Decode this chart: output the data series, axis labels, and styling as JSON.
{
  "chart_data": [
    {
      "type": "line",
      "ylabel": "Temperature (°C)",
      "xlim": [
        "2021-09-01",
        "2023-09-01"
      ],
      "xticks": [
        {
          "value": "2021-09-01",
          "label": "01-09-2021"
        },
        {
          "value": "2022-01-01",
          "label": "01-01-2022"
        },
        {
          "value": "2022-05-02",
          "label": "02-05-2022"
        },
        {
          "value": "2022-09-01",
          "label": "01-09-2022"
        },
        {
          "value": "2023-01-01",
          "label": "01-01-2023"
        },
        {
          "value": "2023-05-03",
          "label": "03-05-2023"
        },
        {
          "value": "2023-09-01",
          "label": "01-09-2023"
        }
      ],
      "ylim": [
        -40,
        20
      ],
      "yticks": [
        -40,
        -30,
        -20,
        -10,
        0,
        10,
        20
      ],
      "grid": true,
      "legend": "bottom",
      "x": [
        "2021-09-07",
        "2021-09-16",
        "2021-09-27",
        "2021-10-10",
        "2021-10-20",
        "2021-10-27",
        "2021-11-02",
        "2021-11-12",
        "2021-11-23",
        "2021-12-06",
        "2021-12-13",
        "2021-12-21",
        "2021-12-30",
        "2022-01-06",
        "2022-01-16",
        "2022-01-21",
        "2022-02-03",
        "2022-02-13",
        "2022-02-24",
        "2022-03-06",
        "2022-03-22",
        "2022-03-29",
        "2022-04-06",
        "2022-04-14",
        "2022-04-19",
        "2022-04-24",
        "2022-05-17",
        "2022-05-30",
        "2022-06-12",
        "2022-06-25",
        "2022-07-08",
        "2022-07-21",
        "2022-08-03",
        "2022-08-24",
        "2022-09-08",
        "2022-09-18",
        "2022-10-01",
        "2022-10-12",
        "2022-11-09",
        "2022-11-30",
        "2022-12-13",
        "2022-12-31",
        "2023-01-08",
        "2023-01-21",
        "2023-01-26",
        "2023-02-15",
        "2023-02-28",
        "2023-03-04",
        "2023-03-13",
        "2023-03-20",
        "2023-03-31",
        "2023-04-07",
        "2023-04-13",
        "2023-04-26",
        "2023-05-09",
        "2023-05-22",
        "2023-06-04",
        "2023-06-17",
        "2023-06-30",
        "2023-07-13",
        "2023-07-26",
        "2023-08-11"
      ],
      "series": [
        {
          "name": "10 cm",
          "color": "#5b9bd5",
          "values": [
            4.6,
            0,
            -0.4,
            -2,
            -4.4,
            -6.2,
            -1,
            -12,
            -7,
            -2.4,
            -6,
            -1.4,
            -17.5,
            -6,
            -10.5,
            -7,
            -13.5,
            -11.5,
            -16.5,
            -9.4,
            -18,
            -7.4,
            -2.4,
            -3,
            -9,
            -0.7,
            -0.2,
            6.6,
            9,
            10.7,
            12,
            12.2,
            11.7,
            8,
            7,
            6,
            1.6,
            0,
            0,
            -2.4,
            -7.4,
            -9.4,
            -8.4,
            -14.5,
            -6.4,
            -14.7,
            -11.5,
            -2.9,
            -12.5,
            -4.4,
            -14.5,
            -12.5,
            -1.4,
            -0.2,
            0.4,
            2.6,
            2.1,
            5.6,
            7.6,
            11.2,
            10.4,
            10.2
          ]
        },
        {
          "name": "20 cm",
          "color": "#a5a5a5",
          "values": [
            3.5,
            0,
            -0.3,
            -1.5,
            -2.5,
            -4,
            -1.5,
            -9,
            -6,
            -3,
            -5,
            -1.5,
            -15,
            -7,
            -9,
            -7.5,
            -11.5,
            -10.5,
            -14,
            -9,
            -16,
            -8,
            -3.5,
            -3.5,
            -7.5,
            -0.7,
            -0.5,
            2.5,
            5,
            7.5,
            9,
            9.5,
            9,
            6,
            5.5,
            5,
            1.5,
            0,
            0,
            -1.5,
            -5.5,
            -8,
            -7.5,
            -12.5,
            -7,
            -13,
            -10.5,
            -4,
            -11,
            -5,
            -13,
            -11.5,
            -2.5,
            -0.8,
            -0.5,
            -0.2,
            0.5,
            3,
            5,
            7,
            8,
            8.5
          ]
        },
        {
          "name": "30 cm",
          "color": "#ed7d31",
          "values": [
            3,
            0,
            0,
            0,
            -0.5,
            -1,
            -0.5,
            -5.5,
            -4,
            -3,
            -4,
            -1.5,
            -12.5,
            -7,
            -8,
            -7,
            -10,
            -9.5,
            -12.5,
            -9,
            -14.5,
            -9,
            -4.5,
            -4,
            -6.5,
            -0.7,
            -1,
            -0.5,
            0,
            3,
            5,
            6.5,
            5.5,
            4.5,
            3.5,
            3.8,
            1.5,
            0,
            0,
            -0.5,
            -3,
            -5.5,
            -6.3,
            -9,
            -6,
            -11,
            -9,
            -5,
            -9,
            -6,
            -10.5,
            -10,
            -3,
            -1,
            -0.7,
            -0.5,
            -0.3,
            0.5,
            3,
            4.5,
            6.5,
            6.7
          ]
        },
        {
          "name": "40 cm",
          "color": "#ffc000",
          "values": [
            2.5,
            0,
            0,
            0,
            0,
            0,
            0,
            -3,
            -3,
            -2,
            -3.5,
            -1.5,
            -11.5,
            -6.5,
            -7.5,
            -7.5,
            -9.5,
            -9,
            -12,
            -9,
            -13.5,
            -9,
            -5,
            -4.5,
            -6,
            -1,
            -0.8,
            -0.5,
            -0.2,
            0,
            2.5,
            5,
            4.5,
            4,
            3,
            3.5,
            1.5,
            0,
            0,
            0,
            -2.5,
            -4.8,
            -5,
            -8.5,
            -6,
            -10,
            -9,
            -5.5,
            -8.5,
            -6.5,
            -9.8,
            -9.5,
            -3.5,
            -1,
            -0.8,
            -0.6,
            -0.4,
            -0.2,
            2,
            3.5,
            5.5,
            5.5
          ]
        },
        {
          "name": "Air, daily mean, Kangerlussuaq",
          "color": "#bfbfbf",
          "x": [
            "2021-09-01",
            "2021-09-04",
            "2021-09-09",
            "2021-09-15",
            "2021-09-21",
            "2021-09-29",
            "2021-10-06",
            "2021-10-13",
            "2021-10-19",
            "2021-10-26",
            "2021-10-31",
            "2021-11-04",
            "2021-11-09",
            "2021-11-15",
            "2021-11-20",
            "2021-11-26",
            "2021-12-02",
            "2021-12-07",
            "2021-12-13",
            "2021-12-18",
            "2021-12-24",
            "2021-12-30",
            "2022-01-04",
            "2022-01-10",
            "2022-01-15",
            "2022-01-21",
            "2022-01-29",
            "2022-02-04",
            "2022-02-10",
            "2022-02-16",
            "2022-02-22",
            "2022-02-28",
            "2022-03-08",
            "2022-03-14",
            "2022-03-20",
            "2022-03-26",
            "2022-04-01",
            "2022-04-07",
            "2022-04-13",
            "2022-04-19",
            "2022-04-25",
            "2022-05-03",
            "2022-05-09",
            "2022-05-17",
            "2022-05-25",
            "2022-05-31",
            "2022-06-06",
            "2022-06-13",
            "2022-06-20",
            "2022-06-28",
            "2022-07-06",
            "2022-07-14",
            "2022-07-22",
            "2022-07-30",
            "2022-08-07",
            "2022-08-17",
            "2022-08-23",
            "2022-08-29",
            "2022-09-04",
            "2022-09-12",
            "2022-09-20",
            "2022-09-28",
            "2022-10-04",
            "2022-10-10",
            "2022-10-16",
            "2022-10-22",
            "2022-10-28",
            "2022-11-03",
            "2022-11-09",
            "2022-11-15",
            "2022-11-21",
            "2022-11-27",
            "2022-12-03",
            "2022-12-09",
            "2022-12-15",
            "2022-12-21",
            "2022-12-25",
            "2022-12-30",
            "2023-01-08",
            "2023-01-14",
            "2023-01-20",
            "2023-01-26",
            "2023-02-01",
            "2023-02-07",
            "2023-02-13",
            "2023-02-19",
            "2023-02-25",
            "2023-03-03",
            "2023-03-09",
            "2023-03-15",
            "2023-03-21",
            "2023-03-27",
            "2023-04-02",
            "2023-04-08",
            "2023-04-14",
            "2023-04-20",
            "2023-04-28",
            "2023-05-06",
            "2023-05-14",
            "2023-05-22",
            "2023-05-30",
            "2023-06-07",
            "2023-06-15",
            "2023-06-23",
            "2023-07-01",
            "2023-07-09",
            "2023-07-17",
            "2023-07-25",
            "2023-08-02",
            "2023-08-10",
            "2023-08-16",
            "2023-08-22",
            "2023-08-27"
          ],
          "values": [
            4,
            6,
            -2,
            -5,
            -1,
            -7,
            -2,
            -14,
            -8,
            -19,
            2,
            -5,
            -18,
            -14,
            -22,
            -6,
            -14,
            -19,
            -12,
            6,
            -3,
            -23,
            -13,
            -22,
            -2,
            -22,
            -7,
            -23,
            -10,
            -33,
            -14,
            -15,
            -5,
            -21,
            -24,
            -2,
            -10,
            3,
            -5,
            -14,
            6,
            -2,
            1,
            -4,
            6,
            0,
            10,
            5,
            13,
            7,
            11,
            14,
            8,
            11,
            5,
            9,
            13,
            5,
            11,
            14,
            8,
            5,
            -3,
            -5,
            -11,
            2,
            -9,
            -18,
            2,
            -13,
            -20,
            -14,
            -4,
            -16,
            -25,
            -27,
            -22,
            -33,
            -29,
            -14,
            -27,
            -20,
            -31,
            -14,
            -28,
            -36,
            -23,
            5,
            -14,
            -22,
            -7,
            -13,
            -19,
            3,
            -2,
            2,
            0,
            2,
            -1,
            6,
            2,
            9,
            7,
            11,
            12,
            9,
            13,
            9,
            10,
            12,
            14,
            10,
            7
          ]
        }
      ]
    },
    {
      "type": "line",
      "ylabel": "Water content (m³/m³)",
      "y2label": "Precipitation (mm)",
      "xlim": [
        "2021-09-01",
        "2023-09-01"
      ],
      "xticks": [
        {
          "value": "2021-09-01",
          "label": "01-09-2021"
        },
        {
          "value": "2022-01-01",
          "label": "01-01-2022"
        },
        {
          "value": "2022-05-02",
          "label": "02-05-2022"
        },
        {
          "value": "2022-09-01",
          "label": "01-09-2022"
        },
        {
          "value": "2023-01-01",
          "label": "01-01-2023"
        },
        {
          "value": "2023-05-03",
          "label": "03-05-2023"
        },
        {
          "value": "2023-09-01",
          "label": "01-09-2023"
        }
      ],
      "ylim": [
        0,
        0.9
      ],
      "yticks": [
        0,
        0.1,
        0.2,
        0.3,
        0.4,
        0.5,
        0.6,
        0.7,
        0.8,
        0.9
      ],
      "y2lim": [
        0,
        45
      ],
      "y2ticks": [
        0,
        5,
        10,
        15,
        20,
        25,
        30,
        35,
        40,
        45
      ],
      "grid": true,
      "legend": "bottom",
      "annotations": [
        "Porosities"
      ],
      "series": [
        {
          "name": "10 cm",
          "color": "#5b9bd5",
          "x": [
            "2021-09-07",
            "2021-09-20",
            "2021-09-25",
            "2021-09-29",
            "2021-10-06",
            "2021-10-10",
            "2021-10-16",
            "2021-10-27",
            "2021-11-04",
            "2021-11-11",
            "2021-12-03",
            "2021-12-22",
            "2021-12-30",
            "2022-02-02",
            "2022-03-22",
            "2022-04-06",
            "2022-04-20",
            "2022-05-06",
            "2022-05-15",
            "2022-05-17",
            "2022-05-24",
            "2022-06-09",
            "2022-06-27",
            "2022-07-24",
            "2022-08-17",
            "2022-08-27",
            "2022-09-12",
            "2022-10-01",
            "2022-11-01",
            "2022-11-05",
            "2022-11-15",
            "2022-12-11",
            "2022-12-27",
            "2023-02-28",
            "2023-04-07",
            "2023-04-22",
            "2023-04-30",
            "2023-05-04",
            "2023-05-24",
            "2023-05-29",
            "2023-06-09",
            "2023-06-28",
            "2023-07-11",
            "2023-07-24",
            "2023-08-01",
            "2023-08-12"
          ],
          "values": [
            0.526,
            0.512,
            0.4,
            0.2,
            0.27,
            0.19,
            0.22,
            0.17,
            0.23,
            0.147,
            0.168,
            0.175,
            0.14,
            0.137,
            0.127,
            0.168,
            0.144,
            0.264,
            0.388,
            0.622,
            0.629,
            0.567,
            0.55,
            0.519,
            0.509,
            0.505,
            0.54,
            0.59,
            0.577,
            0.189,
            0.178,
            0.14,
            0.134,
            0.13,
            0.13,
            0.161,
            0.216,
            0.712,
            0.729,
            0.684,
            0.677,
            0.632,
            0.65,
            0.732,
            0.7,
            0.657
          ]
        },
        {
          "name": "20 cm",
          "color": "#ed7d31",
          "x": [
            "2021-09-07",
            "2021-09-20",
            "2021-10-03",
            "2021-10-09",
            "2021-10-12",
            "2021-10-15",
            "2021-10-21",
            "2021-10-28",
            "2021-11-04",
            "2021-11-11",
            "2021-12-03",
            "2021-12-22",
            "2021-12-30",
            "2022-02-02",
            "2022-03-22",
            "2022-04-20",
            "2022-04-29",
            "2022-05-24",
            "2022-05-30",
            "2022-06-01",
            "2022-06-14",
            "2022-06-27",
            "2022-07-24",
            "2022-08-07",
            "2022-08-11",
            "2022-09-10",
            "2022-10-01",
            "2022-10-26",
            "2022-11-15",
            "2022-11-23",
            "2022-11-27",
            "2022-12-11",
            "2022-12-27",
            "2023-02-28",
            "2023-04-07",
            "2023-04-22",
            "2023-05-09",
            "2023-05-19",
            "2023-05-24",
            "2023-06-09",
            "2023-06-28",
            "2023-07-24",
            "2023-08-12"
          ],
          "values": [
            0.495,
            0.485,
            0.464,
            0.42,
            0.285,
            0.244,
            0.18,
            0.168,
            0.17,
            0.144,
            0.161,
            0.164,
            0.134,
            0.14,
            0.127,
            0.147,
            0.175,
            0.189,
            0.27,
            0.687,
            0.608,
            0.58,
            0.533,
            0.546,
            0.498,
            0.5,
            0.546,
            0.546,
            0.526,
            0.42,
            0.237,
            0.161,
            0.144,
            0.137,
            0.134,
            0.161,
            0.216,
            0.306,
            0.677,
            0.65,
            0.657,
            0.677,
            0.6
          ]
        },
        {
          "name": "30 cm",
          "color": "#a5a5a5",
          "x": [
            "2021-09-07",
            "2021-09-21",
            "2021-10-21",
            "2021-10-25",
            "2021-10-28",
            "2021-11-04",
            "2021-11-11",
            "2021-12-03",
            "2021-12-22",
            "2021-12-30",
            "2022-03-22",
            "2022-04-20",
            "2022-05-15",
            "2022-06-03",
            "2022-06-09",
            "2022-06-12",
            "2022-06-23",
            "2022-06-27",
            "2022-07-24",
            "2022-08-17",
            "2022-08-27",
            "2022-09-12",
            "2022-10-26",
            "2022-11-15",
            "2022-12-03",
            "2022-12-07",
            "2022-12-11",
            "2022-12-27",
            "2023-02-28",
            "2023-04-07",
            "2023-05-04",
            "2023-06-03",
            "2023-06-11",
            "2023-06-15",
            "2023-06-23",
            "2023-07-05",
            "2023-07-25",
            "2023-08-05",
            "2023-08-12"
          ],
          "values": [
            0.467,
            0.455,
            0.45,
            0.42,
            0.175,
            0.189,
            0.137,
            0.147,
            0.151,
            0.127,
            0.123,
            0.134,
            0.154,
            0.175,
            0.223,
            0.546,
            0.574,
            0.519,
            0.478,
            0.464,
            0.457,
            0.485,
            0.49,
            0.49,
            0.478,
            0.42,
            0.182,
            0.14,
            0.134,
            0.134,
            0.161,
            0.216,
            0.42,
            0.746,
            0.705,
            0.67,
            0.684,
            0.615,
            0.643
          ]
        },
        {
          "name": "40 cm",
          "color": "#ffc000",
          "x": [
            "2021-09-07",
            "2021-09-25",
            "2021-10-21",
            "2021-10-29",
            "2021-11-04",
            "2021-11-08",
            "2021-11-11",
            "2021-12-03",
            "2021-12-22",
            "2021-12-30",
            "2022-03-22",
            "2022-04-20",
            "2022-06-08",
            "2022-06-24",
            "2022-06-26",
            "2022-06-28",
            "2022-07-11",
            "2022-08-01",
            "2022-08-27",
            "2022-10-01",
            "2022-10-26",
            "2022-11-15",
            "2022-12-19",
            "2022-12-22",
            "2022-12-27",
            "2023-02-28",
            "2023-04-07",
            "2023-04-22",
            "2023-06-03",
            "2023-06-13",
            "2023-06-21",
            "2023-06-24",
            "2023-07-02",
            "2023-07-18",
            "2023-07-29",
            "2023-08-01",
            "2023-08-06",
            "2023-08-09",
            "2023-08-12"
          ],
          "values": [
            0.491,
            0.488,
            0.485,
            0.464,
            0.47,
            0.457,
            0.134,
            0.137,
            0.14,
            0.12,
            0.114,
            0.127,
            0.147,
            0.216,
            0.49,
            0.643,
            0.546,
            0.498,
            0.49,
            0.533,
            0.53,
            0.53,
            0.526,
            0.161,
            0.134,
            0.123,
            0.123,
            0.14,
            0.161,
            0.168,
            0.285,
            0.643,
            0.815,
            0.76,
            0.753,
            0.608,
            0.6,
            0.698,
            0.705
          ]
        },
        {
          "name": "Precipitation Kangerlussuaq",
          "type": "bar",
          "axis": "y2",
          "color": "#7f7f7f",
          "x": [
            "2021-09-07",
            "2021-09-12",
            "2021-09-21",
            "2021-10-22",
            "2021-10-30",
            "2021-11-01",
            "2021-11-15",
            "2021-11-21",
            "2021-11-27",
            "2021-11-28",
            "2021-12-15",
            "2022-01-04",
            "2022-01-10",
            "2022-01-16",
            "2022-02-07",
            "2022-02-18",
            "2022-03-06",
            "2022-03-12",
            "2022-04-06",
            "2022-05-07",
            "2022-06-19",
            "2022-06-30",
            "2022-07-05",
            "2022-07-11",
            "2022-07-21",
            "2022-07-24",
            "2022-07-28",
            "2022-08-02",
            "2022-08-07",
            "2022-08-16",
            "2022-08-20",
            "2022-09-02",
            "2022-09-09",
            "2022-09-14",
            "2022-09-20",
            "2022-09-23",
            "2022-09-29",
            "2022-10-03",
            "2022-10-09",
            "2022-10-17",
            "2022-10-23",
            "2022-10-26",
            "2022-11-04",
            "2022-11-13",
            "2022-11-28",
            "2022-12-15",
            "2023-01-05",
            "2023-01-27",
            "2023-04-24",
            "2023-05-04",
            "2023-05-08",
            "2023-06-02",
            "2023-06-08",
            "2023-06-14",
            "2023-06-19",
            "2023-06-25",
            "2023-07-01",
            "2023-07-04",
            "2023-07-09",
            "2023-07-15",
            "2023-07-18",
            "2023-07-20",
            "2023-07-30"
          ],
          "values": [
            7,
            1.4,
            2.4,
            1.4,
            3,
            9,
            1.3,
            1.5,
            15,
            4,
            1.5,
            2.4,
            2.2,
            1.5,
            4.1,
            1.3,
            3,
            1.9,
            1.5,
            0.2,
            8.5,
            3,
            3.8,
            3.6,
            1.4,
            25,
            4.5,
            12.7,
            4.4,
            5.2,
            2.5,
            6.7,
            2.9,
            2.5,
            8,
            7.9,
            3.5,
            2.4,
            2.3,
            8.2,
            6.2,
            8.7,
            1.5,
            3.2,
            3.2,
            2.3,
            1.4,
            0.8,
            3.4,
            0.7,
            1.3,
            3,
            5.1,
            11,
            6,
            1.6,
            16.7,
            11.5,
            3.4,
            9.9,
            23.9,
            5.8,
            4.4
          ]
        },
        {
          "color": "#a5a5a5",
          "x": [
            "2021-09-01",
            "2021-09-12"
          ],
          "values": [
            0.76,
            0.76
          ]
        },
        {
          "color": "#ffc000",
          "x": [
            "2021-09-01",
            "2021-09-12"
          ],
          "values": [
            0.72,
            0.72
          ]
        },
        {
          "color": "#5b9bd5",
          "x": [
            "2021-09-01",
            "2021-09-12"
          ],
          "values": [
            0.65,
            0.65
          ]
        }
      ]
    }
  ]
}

----------------------------------------

List the lines of the entries that include "Precipitation".

      "y2label": "Precipitation (mm)",
          "name": "Precipitation Kangerlussuaq",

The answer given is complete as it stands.